### Required work
The line containing "Decode this image" marks the start; return it and every line after it in the listing below, exactly, through the last.

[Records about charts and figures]

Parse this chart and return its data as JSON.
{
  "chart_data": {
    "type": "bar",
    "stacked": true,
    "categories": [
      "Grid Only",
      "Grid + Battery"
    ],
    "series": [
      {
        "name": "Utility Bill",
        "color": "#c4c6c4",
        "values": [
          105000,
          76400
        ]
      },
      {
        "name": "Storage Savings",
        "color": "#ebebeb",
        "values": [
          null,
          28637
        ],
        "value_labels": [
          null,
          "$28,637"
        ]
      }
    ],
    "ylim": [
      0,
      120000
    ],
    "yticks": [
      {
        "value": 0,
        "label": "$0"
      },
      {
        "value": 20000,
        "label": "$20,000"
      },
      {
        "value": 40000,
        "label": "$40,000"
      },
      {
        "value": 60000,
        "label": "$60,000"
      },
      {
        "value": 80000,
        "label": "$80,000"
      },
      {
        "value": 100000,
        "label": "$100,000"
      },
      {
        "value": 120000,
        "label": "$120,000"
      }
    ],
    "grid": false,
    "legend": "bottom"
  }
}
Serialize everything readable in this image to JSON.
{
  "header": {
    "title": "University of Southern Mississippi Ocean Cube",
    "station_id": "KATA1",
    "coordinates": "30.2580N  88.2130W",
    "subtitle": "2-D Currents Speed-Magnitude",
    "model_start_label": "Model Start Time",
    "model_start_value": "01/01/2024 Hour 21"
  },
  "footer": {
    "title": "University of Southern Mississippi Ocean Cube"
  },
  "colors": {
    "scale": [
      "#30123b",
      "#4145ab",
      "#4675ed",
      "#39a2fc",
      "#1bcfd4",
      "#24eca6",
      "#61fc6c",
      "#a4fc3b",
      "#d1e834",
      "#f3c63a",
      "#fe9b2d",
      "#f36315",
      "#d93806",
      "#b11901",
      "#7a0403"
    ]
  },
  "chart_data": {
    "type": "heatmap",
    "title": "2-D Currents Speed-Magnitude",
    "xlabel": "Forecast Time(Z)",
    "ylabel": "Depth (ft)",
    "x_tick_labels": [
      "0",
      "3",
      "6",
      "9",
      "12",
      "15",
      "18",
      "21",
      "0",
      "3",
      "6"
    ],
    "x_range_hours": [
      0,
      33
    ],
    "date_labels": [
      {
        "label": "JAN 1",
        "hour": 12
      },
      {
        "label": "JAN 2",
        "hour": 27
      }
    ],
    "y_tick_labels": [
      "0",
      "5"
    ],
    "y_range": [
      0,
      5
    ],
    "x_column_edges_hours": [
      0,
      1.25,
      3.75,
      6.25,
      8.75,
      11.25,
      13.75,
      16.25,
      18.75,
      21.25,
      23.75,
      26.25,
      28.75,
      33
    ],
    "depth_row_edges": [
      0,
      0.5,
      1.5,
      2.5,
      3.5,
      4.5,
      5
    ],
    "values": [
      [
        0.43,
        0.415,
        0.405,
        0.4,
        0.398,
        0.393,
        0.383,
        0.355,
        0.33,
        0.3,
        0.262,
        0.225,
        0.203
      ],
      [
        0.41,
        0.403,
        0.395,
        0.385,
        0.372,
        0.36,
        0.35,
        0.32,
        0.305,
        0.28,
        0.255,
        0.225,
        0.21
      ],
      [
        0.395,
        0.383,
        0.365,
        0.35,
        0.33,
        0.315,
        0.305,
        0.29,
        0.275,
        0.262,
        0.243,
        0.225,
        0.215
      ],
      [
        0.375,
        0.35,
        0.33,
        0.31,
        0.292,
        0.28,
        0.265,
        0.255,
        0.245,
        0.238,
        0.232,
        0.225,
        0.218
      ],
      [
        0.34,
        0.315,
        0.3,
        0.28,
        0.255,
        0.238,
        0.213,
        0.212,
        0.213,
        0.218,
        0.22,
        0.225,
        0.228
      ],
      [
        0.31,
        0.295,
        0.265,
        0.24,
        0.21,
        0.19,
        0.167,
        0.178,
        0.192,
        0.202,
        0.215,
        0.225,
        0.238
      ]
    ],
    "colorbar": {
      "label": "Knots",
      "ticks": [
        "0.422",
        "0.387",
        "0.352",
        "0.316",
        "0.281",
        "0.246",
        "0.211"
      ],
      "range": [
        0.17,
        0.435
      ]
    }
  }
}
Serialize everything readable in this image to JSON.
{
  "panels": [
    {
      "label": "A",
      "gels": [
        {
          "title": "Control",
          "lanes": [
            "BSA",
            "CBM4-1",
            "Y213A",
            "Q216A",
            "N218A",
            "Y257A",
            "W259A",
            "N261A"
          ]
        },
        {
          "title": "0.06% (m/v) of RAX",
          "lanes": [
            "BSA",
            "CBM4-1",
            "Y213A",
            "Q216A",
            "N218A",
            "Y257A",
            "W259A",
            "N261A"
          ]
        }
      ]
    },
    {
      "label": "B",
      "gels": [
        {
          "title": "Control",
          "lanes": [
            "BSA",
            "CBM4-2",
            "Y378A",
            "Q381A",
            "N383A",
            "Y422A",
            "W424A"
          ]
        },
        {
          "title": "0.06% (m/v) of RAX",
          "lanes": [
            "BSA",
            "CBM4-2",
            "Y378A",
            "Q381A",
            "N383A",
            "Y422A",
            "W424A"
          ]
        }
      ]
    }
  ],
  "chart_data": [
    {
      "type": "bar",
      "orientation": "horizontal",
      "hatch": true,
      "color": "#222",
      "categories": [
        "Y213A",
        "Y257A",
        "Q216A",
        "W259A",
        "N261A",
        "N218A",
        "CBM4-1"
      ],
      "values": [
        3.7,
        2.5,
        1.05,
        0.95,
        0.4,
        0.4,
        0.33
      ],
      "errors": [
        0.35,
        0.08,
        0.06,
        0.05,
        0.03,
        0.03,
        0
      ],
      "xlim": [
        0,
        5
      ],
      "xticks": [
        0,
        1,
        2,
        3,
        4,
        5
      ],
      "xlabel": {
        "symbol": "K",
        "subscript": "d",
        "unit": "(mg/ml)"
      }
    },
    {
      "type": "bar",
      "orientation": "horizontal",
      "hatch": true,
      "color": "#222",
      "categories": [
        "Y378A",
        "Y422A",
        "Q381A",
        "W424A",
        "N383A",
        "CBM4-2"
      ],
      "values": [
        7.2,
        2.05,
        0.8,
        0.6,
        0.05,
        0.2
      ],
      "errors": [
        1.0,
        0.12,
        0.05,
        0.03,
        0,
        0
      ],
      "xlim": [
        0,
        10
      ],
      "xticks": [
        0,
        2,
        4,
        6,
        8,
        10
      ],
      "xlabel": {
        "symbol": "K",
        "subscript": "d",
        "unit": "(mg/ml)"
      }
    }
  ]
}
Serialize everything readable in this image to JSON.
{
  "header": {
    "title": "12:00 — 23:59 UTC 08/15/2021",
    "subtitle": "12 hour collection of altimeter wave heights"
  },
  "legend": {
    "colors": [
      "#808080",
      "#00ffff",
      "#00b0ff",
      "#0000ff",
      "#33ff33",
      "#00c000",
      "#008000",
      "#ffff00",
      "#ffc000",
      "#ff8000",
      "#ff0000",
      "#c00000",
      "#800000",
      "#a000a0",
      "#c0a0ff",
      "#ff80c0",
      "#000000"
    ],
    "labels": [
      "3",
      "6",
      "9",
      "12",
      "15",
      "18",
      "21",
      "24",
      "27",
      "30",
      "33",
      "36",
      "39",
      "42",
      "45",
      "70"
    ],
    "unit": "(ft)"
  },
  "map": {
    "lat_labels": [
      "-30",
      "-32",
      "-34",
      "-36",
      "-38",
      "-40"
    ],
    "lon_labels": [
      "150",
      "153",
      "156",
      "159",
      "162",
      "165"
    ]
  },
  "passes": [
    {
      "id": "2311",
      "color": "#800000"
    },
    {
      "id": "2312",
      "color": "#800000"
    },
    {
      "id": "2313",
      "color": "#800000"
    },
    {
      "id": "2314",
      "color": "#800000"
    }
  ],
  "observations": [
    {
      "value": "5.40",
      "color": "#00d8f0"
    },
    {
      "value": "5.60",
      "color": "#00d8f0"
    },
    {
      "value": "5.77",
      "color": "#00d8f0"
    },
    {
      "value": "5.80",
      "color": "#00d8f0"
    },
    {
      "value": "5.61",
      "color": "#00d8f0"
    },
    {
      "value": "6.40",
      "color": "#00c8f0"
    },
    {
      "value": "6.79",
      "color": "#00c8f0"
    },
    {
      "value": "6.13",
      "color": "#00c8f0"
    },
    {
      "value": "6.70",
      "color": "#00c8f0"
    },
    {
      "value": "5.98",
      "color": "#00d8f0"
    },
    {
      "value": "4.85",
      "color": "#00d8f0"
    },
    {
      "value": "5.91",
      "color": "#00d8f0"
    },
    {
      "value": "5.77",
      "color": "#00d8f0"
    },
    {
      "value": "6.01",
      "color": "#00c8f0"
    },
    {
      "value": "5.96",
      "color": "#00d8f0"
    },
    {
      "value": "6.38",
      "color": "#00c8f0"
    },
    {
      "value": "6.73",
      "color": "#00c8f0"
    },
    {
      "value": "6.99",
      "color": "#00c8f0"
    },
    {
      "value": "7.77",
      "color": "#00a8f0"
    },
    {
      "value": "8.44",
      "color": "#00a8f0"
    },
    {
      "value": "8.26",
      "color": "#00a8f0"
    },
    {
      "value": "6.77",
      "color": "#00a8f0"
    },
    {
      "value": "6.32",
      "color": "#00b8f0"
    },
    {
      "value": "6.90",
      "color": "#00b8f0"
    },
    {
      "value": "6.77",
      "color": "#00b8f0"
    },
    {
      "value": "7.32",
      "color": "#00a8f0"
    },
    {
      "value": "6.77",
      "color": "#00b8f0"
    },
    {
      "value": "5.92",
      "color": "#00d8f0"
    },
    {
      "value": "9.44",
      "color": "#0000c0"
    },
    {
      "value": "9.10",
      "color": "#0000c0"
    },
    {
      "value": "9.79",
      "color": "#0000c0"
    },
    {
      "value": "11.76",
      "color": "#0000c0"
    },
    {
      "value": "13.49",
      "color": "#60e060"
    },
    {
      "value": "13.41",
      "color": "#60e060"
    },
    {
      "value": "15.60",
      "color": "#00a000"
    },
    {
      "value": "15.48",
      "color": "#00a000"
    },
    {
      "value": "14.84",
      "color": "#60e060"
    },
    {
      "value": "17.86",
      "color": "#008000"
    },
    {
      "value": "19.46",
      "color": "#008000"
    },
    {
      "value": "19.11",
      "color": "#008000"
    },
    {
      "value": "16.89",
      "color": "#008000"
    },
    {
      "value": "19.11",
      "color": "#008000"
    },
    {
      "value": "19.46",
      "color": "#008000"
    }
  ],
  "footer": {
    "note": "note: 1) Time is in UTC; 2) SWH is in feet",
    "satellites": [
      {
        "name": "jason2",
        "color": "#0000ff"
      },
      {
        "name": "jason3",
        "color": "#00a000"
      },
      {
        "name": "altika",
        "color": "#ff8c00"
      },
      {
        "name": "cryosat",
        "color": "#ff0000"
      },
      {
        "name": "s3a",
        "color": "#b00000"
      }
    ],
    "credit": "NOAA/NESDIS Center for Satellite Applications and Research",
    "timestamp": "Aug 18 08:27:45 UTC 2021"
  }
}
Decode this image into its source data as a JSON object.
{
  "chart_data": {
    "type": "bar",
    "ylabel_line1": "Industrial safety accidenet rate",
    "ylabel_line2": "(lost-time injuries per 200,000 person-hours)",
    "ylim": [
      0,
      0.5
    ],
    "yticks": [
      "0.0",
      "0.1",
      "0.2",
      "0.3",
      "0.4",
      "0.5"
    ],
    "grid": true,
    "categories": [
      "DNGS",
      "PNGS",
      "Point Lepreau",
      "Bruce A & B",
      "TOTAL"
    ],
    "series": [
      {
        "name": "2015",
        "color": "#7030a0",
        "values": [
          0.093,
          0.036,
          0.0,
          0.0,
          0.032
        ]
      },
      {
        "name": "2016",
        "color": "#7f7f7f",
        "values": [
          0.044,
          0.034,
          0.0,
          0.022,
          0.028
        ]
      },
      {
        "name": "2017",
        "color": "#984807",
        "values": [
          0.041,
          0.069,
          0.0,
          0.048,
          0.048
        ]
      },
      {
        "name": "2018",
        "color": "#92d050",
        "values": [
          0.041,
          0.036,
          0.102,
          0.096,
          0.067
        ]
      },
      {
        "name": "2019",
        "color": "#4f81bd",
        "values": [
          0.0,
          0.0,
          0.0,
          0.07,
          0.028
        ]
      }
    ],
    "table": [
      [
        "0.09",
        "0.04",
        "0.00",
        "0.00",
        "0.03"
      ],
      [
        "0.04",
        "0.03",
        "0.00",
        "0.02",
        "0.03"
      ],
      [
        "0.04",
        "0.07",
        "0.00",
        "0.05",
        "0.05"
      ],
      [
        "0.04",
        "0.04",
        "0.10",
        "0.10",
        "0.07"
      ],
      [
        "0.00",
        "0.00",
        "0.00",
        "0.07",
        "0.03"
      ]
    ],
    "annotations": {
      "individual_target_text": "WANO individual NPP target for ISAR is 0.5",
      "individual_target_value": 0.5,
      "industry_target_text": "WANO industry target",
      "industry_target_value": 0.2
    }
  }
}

### Task output
Decode this image into its source data as a JSON object.
{
  "chart_data": {
    "type": "bar",
    "ylabel_line1": "Industrial safety accidenet rate",
    "ylabel_line2": "(lost-time injuries per 200,000 person-hours)",
    "ylim": [
      0,
      0.5
    ],
    "yticks": [
      "0.0",
      "0.1",
      "0.2",
      "0.3",
      "0.4",
      "0.5"
    ],
    "grid": true,
    "categories": [
      "DNGS",
      "PNGS",
      "Point Lepreau",
      "Bruce A & B",
      "TOTAL"
    ],
    "series": [
      {
        "name": "2015",
        "color": "#7030a0",
        "values": [
          0.093,
          0.036,
          0.0,
          0.0,
          0.032
        ]
      },
      {
        "name": "2016",
        "color": "#7f7f7f",
        "values": [
          0.044,
          0.034,
          0.0,
          0.022,
          0.028
        ]
      },
      {
        "name": "2017",
        "color": "#984807",
        "values": [
          0.041,
          0.069,
          0.0,
          0.048,
          0.048
        ]
      },
      {
        "name": "2018",
        "color": "#92d050",
        "values": [
          0.041,
          0.036,
          0.102,
          0.096,
          0.067
        ]
      },
      {
        "name": "2019",
        "color": "#4f81bd",
        "values": [
          0.0,
          0.0,
          0.0,
          0.07,
          0.028
        ]
      }
    ],
    "table": [
      [
        "0.09",
        "0.04",
        "0.00",
        "0.00",
        "0.03"
      ],
      [
        "0.04",
        "0.03",
        "0.00",
        "0.02",
        "0.03"
      ],
      [
        "0.04",
        "0.07",
        "0.00",
        "0.05",
        "0.05"
      ],
      [
        "0.04",
        "0.04",
        "0.10",
        "0.10",
        "0.07"
      ],
      [
        "0.00",
        "0.00",
        "0.00",
        "0.07",
        "0.03"
      ]
    ],
    "annotations": {
      "individual_target_text": "WANO individual NPP target for ISAR is 0.5",
      "individual_target_value": 0.5,
      "industry_target_text": "WANO industry target",
      "industry_target_value": 0.2
    }
  }
}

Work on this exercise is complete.